**Task objective:** Pull every line containing "this" out of the material below.

**Material provided:**
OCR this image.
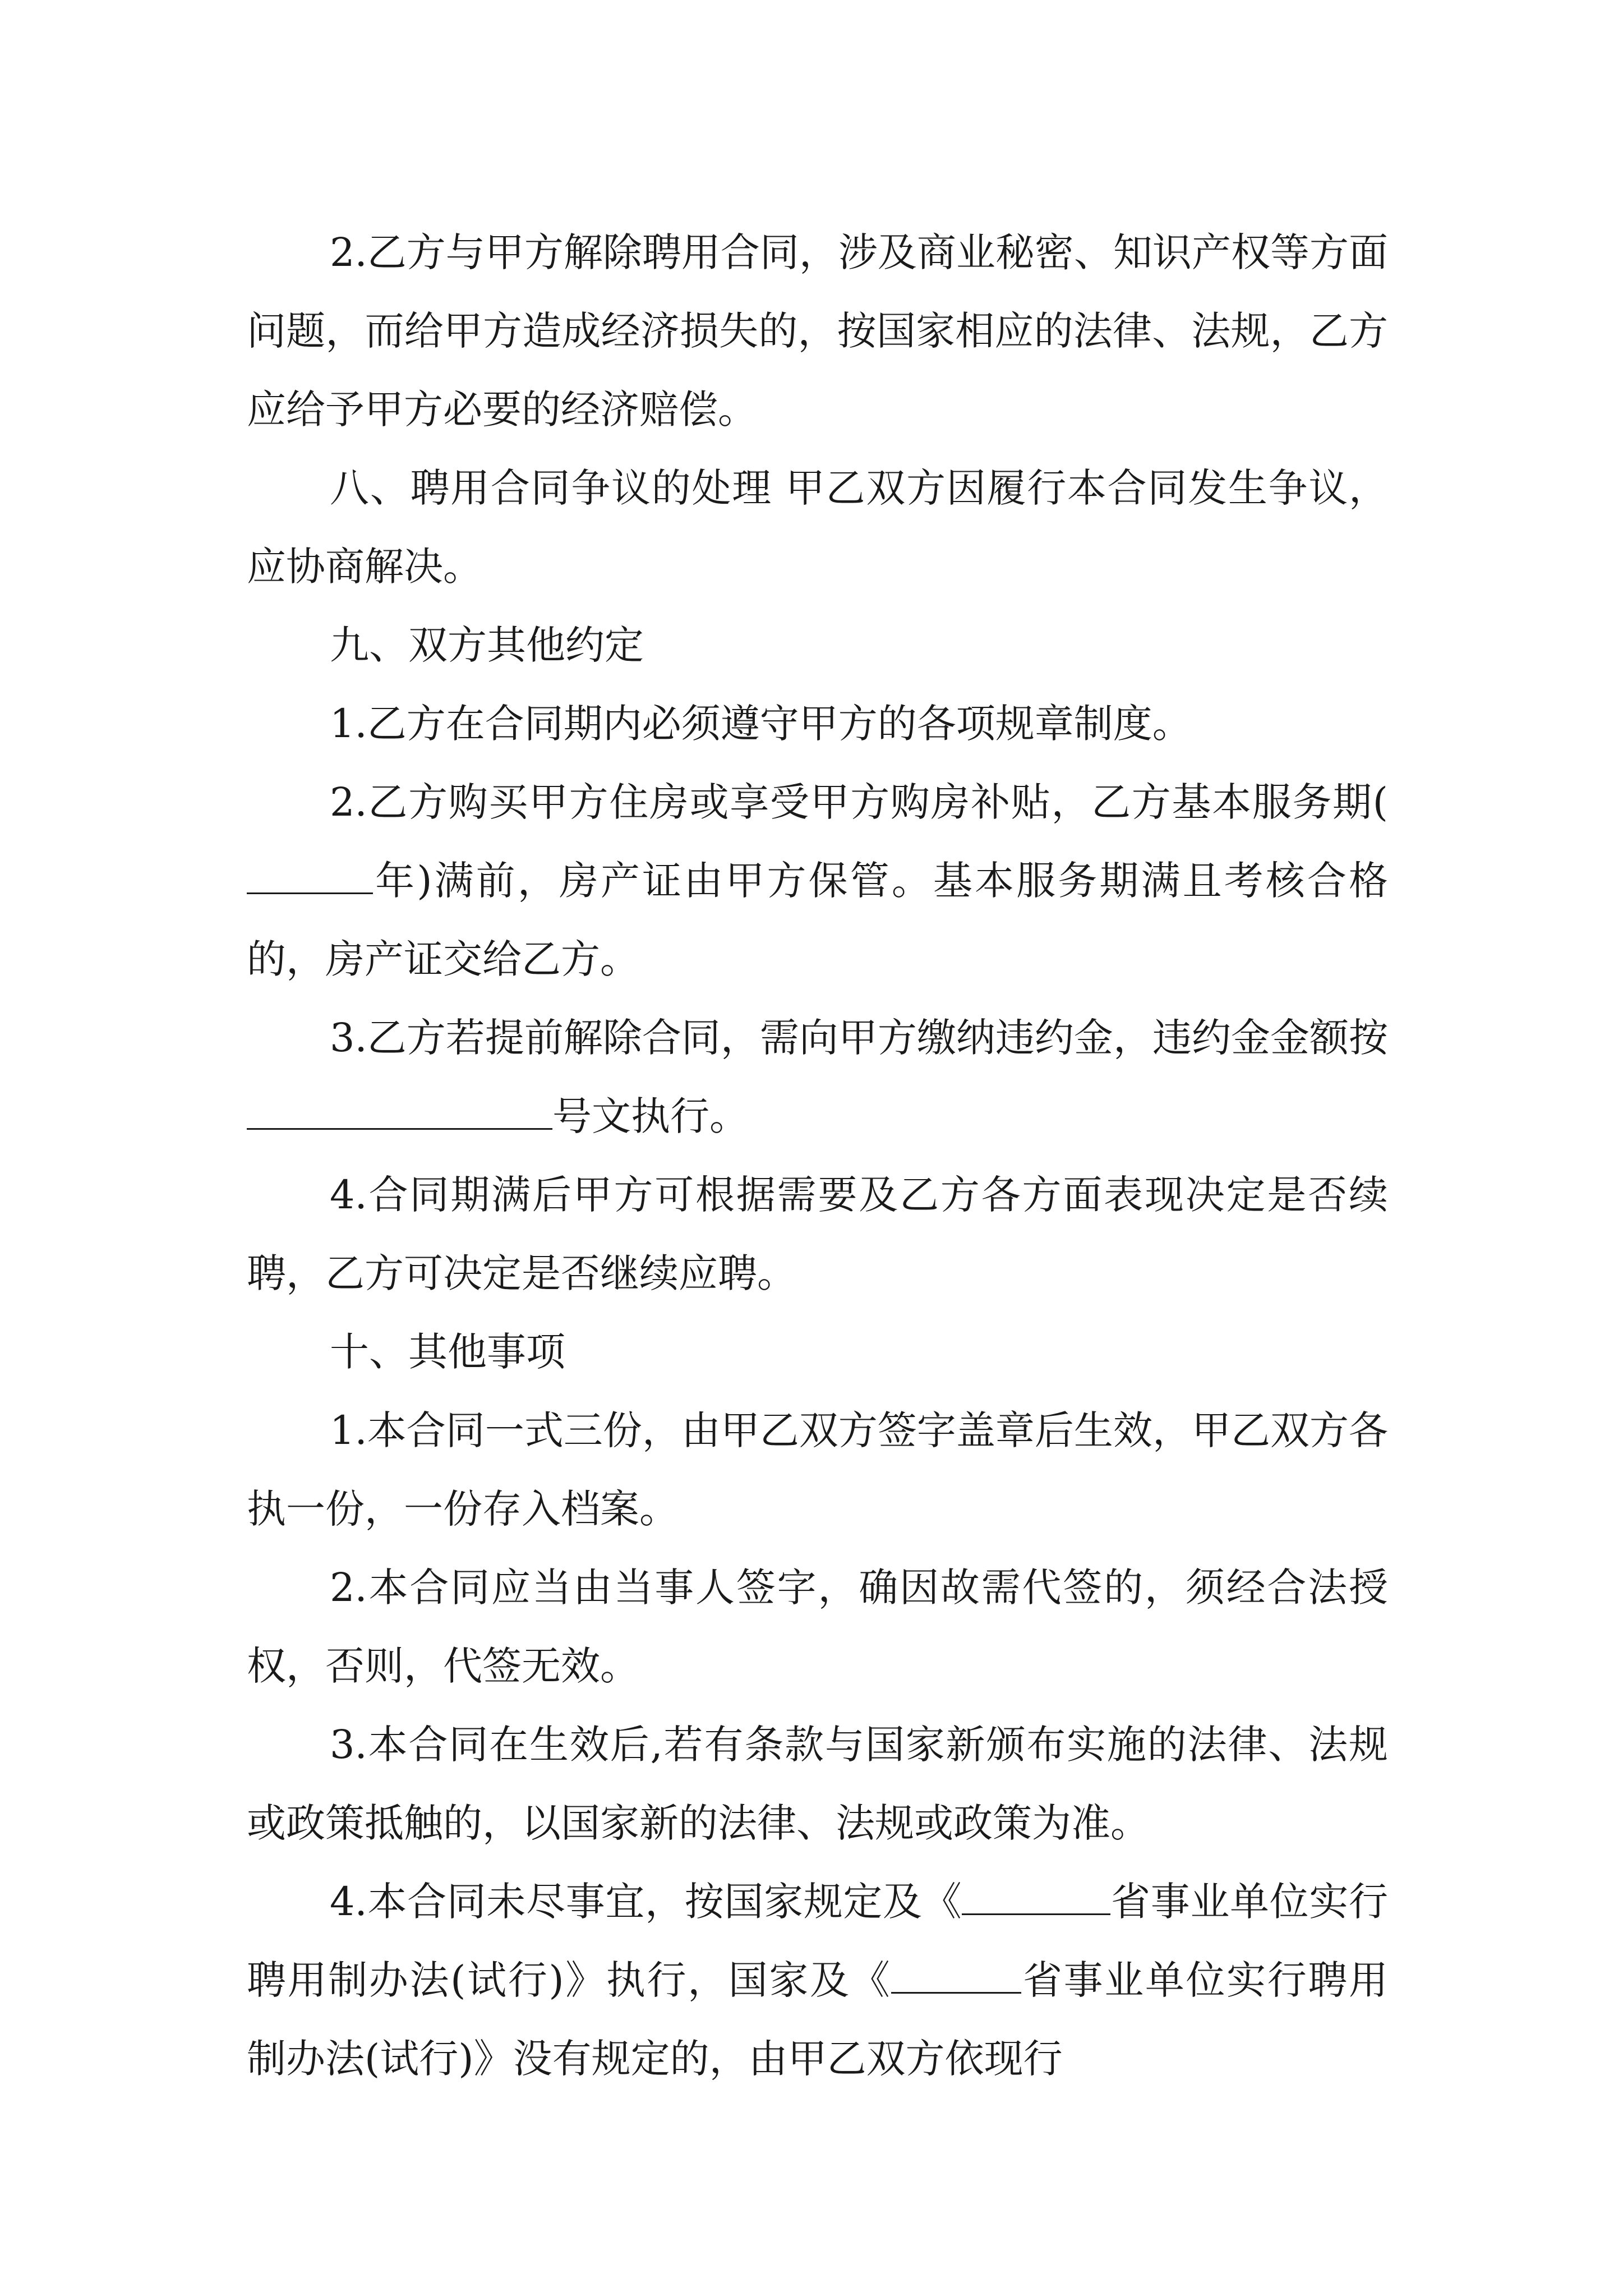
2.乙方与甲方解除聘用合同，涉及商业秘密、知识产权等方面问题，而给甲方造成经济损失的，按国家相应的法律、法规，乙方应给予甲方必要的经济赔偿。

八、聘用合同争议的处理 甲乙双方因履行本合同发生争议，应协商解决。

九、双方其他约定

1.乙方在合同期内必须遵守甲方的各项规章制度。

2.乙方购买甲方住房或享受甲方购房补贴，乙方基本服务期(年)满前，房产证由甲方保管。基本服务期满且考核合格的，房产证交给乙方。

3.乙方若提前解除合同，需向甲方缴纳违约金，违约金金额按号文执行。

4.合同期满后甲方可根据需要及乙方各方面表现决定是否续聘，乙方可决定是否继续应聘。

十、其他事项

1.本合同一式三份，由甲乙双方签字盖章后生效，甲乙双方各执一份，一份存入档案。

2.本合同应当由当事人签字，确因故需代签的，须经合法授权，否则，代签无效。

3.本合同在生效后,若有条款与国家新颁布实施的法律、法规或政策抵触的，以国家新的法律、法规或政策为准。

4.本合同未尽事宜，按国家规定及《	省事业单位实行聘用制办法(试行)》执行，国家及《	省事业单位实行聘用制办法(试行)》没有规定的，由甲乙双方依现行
---
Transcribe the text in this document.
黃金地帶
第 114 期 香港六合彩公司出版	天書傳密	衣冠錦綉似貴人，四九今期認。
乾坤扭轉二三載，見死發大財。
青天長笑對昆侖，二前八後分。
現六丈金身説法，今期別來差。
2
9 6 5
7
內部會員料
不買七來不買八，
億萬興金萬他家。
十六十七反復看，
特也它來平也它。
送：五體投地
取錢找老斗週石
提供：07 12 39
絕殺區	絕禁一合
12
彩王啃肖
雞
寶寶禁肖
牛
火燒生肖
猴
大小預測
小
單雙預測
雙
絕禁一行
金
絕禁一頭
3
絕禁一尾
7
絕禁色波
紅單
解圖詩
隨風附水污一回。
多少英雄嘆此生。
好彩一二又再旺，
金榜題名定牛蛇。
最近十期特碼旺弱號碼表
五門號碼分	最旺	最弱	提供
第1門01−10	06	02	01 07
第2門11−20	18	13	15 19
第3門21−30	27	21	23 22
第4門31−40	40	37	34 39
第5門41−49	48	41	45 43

**Correct response:**
OCR this image.
Transcribe the text in this document.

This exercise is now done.